** START SOURCE RECORDS **

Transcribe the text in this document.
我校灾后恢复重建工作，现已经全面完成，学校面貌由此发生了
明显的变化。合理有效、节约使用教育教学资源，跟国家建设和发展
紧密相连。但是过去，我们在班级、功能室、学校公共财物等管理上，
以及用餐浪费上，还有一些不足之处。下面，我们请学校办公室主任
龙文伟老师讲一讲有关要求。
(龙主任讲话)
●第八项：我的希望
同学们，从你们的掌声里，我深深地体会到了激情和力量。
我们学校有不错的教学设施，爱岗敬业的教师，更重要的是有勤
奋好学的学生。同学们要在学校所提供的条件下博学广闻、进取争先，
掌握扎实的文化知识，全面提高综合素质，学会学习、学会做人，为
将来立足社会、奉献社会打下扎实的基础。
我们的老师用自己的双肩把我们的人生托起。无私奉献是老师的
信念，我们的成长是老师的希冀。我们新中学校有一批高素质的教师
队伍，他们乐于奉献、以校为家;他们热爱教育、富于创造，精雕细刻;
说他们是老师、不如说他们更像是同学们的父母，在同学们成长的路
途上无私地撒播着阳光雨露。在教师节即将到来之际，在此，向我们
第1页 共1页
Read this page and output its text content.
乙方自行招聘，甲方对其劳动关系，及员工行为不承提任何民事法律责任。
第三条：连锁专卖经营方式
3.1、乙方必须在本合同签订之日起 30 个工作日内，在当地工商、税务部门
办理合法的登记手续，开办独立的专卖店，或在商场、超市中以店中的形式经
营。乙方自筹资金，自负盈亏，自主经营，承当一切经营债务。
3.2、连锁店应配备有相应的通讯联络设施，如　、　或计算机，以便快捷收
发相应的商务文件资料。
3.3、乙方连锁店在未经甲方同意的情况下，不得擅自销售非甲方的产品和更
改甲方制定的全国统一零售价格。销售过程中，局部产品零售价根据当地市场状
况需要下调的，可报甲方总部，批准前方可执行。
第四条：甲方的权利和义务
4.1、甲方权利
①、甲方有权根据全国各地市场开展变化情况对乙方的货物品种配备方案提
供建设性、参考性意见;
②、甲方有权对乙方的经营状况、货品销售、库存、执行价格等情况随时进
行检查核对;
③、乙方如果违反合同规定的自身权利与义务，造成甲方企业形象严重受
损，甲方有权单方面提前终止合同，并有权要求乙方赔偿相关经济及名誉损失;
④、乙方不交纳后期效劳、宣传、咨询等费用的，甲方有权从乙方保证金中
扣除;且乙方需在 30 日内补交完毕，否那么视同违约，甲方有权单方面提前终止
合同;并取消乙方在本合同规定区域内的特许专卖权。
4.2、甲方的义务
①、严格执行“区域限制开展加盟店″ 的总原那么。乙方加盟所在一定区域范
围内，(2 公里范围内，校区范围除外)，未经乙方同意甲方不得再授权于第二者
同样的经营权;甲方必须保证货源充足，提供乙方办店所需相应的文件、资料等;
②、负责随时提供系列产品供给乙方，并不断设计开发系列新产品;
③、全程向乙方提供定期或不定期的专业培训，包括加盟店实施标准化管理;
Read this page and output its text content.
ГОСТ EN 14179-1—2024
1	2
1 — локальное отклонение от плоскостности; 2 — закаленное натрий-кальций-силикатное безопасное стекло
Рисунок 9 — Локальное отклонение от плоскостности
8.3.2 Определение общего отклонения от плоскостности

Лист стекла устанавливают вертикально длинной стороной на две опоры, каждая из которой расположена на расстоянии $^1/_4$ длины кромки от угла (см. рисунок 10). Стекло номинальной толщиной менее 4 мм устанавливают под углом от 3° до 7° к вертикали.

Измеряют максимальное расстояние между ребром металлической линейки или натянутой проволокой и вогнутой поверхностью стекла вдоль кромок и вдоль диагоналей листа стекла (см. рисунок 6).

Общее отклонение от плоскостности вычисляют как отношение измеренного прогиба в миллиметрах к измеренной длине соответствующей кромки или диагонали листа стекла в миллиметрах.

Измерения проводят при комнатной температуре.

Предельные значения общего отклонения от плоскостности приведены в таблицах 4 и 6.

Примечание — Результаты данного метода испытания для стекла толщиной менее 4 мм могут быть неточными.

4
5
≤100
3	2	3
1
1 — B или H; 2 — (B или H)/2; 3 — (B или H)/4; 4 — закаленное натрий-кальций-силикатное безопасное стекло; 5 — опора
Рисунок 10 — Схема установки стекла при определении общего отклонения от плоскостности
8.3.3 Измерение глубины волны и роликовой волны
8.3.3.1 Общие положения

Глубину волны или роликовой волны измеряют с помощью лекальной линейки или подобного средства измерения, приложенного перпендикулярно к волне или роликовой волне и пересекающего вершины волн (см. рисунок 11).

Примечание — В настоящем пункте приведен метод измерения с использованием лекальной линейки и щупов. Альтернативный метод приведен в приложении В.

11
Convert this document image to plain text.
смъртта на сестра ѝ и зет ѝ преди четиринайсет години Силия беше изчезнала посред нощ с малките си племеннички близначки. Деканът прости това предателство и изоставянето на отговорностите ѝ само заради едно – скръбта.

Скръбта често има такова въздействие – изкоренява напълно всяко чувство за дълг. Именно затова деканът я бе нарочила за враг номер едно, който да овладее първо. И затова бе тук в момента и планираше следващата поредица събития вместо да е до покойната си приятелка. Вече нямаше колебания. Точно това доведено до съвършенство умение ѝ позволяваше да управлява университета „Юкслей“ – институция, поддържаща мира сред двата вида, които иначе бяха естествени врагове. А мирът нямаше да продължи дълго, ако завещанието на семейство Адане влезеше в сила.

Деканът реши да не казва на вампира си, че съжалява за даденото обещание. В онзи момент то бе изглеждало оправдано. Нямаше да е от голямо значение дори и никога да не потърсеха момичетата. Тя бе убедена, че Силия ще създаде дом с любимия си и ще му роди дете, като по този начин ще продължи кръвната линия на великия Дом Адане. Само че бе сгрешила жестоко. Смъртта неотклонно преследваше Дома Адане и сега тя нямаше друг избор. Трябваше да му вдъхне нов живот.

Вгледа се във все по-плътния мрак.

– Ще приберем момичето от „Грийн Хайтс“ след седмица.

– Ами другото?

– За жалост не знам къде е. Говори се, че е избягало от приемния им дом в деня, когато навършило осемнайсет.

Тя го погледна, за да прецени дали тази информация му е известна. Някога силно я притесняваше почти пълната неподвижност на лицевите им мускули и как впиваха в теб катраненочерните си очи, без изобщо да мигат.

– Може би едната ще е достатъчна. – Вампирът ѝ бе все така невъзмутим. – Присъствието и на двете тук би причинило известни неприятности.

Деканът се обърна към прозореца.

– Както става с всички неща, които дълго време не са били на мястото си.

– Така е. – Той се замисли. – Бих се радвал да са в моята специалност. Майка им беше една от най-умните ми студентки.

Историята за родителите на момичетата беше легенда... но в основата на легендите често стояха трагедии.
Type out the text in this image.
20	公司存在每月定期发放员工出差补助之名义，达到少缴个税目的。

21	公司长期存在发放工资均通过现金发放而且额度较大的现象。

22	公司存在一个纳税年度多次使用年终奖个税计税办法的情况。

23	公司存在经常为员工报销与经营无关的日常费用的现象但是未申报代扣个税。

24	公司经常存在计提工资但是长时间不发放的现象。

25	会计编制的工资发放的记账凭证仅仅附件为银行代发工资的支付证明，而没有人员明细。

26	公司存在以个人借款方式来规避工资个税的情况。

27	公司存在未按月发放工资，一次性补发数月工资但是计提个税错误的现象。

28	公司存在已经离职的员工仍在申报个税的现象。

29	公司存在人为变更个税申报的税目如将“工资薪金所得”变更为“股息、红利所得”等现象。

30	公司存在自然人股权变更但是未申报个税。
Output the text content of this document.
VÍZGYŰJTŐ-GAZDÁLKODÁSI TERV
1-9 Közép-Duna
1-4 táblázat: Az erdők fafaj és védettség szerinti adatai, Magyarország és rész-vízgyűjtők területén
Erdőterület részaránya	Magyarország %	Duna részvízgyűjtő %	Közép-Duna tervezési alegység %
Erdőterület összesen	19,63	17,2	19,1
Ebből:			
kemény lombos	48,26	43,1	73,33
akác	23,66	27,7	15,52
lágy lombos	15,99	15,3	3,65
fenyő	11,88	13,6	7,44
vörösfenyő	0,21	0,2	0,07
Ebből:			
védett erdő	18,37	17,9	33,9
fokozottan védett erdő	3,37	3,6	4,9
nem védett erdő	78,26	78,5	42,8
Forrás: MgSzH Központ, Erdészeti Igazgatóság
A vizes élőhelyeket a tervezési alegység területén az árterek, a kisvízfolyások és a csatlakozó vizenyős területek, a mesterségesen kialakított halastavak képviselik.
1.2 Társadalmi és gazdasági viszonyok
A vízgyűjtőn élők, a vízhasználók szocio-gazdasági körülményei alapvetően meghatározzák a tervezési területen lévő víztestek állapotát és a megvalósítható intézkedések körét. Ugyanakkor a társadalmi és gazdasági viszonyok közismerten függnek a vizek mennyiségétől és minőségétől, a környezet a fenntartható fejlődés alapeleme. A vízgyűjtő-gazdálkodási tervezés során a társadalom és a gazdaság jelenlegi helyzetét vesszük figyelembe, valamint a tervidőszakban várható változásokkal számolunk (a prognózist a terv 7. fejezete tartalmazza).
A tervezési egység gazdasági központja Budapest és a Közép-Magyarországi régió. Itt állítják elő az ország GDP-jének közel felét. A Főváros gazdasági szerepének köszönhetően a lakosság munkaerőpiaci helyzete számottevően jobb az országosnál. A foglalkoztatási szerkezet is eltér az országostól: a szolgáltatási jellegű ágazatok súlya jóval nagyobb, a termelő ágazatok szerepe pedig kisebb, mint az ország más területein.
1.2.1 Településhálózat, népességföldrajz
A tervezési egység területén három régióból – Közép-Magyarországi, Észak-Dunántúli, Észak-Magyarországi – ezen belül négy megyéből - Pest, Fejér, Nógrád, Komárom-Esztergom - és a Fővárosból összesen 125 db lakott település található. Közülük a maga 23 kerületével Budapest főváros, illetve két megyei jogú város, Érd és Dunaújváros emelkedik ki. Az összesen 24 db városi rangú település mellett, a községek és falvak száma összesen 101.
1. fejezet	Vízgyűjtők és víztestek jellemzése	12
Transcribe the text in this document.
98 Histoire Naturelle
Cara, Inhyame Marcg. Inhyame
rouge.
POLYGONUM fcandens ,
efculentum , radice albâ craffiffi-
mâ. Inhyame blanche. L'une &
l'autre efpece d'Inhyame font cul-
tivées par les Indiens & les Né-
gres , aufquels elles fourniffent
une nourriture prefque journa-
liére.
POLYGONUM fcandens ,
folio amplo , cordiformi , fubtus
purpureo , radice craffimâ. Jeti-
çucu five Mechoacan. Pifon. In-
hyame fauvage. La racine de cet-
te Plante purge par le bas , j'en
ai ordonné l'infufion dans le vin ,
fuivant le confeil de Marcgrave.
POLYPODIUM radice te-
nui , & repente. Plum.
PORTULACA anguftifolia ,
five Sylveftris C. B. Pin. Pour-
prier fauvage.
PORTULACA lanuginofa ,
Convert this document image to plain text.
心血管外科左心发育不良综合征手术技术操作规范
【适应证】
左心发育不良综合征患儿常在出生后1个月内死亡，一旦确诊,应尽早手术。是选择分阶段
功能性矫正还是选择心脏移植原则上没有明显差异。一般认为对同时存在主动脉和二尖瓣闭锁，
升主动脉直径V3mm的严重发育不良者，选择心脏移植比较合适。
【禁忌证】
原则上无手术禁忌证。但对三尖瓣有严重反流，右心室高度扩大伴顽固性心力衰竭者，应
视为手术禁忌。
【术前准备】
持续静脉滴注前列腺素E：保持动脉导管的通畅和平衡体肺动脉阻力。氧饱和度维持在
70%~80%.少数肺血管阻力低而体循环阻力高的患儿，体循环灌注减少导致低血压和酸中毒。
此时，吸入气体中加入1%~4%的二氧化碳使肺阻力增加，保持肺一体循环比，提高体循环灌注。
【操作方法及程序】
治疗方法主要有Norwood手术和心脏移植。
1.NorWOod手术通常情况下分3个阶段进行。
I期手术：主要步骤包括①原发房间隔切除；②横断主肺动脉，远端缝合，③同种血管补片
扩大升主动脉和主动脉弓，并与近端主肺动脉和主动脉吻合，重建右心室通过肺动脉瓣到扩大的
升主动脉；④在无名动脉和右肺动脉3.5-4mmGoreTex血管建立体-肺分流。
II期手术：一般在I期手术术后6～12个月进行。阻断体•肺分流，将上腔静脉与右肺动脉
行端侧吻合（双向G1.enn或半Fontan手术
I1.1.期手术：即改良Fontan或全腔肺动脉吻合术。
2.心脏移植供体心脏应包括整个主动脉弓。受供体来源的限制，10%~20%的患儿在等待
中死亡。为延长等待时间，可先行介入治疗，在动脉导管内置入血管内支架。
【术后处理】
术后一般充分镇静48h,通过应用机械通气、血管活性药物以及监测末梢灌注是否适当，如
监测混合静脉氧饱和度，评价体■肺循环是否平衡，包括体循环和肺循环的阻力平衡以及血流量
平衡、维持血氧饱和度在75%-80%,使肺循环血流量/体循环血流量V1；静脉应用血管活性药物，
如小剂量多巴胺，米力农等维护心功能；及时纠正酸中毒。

** END SOURCE RECORDS **

YOUR INSTRUCTIONS> Find and count the lines of the data that include the string "отклонения", and report that figure by itself.

CORRECT ANSWER> 3